> **Work to complete**: Find every line in the records that holds the string "your". Copy each one.

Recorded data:
..........

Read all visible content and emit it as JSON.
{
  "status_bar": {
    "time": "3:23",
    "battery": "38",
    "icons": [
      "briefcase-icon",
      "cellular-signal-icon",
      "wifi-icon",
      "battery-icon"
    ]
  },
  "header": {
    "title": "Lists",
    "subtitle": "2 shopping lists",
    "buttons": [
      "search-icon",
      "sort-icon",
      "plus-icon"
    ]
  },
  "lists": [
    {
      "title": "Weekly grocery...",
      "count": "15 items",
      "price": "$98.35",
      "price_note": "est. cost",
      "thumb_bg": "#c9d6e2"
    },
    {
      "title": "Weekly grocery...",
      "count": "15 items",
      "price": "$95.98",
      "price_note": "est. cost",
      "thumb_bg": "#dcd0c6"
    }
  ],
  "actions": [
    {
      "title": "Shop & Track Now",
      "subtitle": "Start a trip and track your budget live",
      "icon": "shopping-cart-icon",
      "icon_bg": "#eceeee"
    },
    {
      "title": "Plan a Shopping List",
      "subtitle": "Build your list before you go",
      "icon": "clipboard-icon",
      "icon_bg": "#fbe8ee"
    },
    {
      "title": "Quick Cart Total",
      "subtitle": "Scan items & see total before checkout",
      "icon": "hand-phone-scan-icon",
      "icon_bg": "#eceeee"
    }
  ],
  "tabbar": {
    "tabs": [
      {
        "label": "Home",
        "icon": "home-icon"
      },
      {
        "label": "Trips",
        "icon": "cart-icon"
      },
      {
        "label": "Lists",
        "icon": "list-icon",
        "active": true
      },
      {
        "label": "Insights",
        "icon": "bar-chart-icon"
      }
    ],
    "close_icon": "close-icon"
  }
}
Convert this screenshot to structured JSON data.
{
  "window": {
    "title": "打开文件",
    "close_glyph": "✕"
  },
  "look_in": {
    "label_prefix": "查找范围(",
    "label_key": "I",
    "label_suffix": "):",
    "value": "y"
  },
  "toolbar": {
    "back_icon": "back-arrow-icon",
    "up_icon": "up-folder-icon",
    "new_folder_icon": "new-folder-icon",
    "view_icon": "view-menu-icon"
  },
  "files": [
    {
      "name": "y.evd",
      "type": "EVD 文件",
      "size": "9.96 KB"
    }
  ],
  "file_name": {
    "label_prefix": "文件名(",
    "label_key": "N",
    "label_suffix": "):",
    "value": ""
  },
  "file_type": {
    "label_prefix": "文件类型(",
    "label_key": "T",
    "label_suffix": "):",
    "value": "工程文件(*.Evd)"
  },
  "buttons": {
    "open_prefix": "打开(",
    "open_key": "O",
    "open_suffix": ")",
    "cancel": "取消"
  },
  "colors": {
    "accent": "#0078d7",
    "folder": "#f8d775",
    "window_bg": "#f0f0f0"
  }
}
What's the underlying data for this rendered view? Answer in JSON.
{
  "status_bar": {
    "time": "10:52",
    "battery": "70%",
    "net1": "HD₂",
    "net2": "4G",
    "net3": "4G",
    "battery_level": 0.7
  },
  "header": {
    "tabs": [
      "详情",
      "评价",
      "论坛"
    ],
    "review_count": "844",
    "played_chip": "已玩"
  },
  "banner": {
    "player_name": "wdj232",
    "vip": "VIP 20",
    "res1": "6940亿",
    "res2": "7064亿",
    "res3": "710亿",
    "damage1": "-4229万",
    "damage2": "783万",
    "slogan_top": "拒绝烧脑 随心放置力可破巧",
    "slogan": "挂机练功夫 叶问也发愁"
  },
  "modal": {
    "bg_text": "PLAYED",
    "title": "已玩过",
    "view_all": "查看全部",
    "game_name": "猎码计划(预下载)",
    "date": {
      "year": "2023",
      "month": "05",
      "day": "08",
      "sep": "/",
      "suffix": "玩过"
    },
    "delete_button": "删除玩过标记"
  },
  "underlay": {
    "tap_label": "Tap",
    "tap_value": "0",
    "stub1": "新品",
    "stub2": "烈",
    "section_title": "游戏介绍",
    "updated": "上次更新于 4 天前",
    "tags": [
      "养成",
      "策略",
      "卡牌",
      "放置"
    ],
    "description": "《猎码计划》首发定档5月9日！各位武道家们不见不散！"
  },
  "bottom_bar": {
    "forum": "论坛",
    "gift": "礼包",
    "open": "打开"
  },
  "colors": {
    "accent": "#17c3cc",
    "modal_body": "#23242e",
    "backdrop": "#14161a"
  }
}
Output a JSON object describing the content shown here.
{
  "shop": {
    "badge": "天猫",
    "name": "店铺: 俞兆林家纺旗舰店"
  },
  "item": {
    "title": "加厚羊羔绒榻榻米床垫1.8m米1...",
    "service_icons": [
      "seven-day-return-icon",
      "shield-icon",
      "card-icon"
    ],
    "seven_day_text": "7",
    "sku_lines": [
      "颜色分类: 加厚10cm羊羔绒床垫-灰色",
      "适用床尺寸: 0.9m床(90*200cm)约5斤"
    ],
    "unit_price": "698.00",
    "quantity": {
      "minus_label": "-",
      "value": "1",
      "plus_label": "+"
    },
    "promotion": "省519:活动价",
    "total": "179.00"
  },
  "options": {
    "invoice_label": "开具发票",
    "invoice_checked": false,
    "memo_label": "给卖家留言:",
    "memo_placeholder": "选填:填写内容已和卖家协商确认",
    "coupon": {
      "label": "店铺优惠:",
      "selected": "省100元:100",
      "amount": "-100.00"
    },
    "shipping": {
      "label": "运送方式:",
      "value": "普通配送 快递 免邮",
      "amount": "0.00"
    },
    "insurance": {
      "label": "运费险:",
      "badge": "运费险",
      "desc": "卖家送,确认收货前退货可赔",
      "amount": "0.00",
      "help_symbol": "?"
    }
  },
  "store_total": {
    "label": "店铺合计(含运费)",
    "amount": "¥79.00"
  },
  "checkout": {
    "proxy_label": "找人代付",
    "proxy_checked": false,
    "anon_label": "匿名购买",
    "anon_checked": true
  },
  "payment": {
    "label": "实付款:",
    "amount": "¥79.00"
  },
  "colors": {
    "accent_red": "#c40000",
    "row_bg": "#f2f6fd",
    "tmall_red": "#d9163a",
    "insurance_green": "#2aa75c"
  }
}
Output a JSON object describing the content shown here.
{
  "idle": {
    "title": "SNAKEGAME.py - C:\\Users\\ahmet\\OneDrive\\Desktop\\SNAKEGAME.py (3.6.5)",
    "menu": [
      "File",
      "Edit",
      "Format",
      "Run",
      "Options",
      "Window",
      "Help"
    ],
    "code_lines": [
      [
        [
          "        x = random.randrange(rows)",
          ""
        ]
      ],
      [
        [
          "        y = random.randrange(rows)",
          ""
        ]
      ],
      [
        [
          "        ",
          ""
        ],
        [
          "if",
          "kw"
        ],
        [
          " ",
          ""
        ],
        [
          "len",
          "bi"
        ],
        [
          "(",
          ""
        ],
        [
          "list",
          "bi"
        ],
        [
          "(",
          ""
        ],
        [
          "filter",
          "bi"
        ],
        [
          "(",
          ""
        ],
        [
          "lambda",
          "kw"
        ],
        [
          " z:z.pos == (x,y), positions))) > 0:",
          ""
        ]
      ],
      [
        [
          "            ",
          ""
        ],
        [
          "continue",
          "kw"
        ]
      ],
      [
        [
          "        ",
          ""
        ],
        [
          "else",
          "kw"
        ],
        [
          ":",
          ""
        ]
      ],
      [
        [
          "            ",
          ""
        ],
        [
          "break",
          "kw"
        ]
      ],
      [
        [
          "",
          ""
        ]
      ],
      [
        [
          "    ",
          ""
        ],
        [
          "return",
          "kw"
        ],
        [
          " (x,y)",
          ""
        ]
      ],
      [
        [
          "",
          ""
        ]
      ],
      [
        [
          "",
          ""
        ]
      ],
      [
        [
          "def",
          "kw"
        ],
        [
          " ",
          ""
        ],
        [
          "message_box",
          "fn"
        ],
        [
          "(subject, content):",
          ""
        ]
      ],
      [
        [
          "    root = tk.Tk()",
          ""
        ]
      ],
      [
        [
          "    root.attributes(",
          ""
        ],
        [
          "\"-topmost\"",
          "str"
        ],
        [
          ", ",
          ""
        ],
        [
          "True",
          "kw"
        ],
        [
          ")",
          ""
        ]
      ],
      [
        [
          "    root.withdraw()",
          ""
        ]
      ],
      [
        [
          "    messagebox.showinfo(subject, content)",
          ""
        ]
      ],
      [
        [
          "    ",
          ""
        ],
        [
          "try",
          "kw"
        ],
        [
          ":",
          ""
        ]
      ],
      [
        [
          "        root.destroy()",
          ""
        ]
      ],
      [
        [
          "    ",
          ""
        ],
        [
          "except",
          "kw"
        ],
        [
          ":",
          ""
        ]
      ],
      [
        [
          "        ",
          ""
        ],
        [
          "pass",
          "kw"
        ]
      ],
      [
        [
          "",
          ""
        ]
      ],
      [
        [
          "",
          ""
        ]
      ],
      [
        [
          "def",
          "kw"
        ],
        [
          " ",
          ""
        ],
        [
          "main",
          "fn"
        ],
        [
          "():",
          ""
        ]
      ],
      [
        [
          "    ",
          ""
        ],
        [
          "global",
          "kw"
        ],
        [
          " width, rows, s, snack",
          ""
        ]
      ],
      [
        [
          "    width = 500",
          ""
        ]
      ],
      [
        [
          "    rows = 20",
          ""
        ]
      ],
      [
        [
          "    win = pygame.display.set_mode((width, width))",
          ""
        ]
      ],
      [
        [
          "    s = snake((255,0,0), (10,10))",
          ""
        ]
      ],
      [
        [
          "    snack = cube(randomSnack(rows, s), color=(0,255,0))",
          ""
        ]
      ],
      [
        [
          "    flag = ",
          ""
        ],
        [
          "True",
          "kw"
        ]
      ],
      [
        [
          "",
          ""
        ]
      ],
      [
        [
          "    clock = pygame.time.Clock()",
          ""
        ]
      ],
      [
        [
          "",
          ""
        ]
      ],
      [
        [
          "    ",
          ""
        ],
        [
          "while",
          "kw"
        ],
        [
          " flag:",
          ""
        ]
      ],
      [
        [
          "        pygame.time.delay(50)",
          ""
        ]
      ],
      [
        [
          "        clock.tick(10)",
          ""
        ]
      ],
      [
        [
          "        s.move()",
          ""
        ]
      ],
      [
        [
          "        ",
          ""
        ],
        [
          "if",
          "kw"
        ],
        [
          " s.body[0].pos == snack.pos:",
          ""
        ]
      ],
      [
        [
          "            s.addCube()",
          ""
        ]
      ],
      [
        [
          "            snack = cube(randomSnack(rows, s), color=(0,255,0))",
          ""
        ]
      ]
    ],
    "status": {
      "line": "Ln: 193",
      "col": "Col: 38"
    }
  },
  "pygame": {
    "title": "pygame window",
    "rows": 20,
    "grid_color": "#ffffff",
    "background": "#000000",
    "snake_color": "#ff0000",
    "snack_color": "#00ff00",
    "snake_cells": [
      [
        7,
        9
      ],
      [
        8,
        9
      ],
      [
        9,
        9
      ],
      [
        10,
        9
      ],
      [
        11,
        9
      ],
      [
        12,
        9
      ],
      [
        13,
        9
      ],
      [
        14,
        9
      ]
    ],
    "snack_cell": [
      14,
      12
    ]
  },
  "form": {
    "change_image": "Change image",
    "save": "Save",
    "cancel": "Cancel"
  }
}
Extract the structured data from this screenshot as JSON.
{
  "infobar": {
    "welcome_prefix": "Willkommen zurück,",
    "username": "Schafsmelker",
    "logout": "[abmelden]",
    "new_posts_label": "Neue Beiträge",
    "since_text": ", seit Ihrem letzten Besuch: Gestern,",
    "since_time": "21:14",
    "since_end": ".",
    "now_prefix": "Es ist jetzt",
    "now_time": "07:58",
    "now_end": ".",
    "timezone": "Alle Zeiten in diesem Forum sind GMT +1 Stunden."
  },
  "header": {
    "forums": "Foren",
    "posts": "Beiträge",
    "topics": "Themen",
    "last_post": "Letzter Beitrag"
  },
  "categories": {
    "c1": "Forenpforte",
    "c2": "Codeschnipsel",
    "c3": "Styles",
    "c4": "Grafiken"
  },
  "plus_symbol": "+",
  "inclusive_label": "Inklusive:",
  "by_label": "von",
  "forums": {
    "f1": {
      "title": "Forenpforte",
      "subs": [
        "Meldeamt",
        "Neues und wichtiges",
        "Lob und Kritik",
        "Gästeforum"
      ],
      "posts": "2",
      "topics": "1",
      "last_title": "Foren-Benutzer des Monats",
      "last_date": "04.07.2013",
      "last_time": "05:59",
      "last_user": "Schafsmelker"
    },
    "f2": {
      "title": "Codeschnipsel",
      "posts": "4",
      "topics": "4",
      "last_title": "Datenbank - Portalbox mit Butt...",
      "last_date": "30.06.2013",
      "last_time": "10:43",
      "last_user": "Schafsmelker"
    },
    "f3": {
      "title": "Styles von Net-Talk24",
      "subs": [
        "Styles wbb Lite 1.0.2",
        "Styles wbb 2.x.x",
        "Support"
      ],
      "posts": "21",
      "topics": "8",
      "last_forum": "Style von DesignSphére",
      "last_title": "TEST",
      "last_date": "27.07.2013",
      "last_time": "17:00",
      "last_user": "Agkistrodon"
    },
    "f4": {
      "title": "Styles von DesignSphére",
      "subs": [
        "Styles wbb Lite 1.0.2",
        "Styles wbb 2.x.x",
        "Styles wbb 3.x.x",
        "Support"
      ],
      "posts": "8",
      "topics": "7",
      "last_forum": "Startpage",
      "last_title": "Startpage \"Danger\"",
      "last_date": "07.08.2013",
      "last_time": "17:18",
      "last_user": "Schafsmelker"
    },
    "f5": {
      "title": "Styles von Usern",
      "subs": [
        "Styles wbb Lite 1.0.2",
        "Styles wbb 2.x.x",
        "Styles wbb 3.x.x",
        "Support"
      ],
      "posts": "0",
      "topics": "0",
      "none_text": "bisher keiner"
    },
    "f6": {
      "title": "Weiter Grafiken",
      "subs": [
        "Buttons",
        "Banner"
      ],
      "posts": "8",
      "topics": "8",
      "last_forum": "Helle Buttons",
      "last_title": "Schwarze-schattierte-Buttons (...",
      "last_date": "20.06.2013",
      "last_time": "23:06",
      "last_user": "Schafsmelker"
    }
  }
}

..........

> **Result of this exercise**:
      "subtitle": "Start a trip and track your budget live",
      "subtitle": "Build your list before you go",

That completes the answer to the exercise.